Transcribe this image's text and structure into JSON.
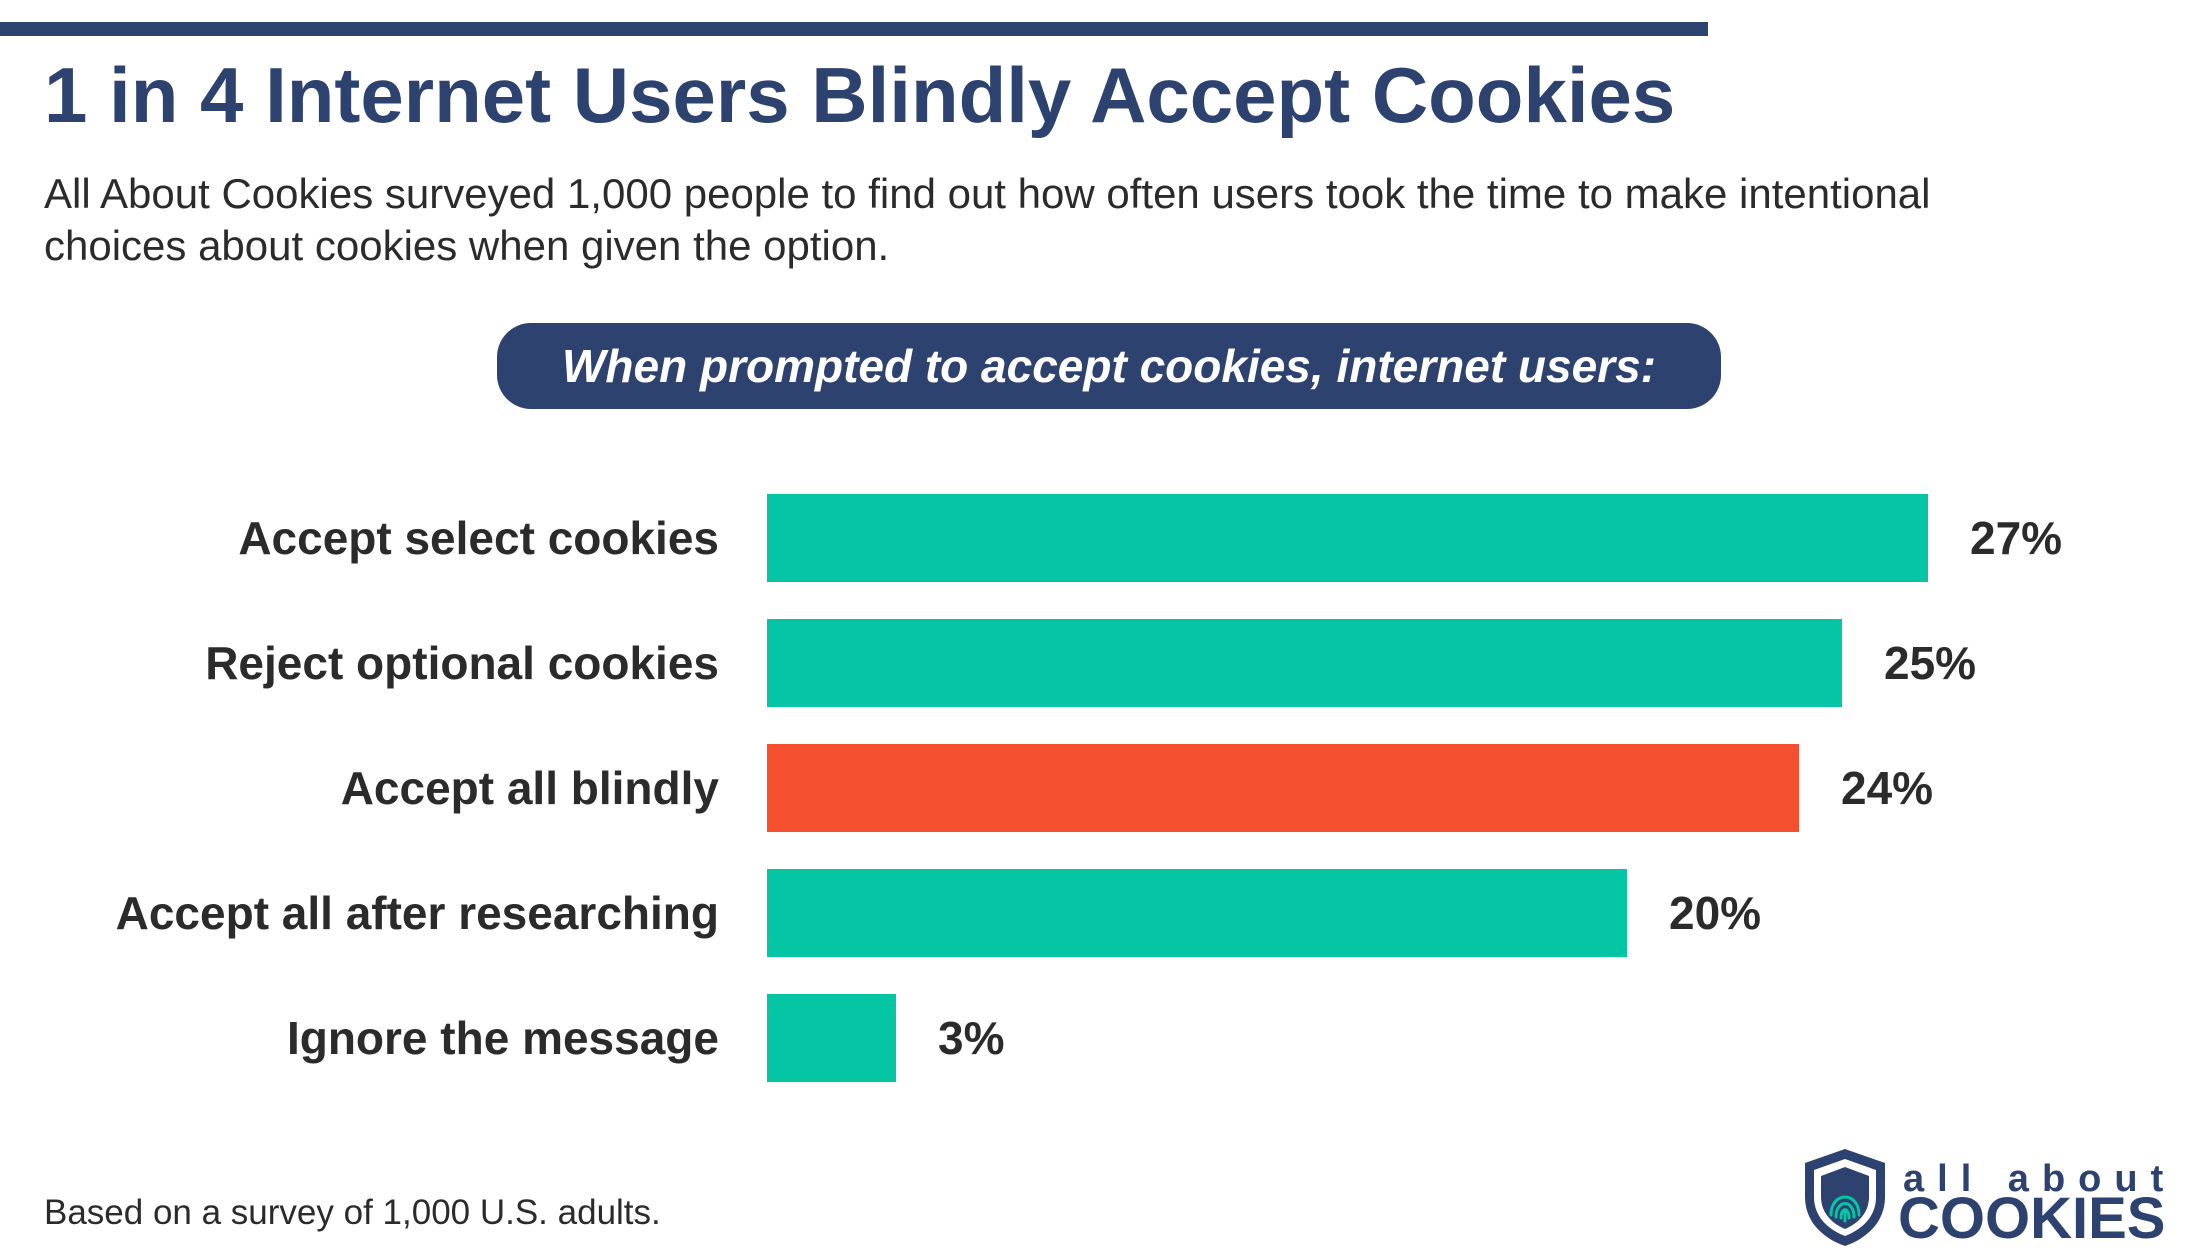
{
  "title": "1 in 4 Internet Users Blindly Accept Cookies",
  "subtitle": "All About Cookies surveyed 1,000 people to find out how often users took the time to make intentional choices about cookies when given the option.",
  "chart_header": "When prompted to accept cookies, internet users:",
  "footnote": "Based on a survey of 1,000 U.S. adults.",
  "logo": {
    "small": "all about",
    "big": "COOKIES",
    "icon": "shield-fingerprint-icon"
  },
  "colors": {
    "primary": "#2e4270",
    "bar": "#04c6a4",
    "highlight": "#f44f2e",
    "label": "#2b2b2b"
  },
  "chart_data": {
    "type": "bar",
    "orientation": "horizontal",
    "title": "When prompted to accept cookies, internet users:",
    "categories": [
      "Accept select cookies",
      "Reject optional cookies",
      "Accept all blindly",
      "Accept all after researching",
      "Ignore the message"
    ],
    "values": [
      27,
      25,
      24,
      20,
      3
    ],
    "value_labels": [
      "27%",
      "25%",
      "24%",
      "20%",
      "3%"
    ],
    "highlight_index": 2,
    "xlim": [
      0,
      27
    ],
    "unit": "%",
    "xlabel": "",
    "ylabel": "",
    "grid": false,
    "legend": "none"
  }
}
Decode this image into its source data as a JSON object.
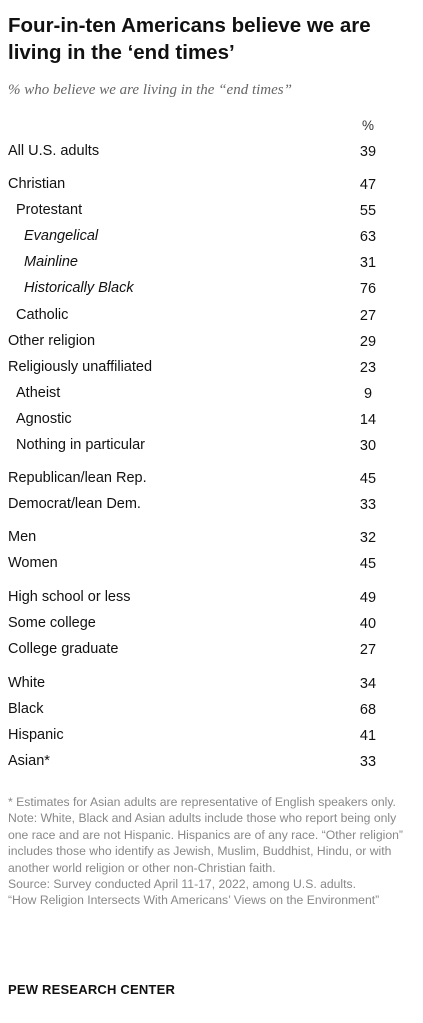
{
  "title": "Four-in-ten Americans believe we are living in the ‘end times’",
  "subtitle": "% who believe we are living in the “end times”",
  "chart_data": {
    "type": "table",
    "column_header": "%",
    "rows": [
      {
        "label": "All U.S. adults",
        "value": 39,
        "indent": 0,
        "italic": false
      },
      {
        "label": "Christian",
        "value": 47,
        "indent": 0,
        "italic": false
      },
      {
        "label": "Protestant",
        "value": 55,
        "indent": 1,
        "italic": false
      },
      {
        "label": "Evangelical",
        "value": 63,
        "indent": 2,
        "italic": true
      },
      {
        "label": "Mainline",
        "value": 31,
        "indent": 2,
        "italic": true
      },
      {
        "label": "Historically Black",
        "value": 76,
        "indent": 2,
        "italic": true
      },
      {
        "label": "Catholic",
        "value": 27,
        "indent": 1,
        "italic": false
      },
      {
        "label": "Other religion",
        "value": 29,
        "indent": 0,
        "italic": false
      },
      {
        "label": "Religiously unaffiliated",
        "value": 23,
        "indent": 0,
        "italic": false
      },
      {
        "label": "Atheist",
        "value": 9,
        "indent": 1,
        "italic": false
      },
      {
        "label": "Agnostic",
        "value": 14,
        "indent": 1,
        "italic": false
      },
      {
        "label": "Nothing in particular",
        "value": 30,
        "indent": 1,
        "italic": false
      },
      {
        "label": "Republican/lean Rep.",
        "value": 45,
        "indent": 0,
        "italic": false
      },
      {
        "label": "Democrat/lean Dem.",
        "value": 33,
        "indent": 0,
        "italic": false
      },
      {
        "label": "Men",
        "value": 32,
        "indent": 0,
        "italic": false
      },
      {
        "label": "Women",
        "value": 45,
        "indent": 0,
        "italic": false
      },
      {
        "label": "High school or less",
        "value": 49,
        "indent": 0,
        "italic": false
      },
      {
        "label": "Some college",
        "value": 40,
        "indent": 0,
        "italic": false
      },
      {
        "label": "College graduate",
        "value": 27,
        "indent": 0,
        "italic": false
      },
      {
        "label": "White",
        "value": 34,
        "indent": 0,
        "italic": false
      },
      {
        "label": "Black",
        "value": 68,
        "indent": 0,
        "italic": false
      },
      {
        "label": "Hispanic",
        "value": 41,
        "indent": 0,
        "italic": false
      },
      {
        "label": "Asian*",
        "value": 33,
        "indent": 0,
        "italic": false
      }
    ]
  },
  "footer": {
    "asterisk_note": "* Estimates for Asian adults are representative of English speakers only.",
    "note": "Note: White, Black and Asian adults include those who report being only one race and are not Hispanic. Hispanics are of any race. “Other religion” includes those who identify as Jewish, Muslim, Buddhist, Hindu, or with another world religion or other non-Christian faith.",
    "source": "Source: Survey conducted April 11-17, 2022, among U.S. adults.",
    "report_title": "“How Religion Intersects With Americans’ Views on the Environment”"
  },
  "brand": "PEW RESEARCH CENTER"
}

◇ ◇ ◇ ◇

* **Task goal**
Say how many lines hold the word "subtitle", giving the number and nothing else.

* **Exercise result**
2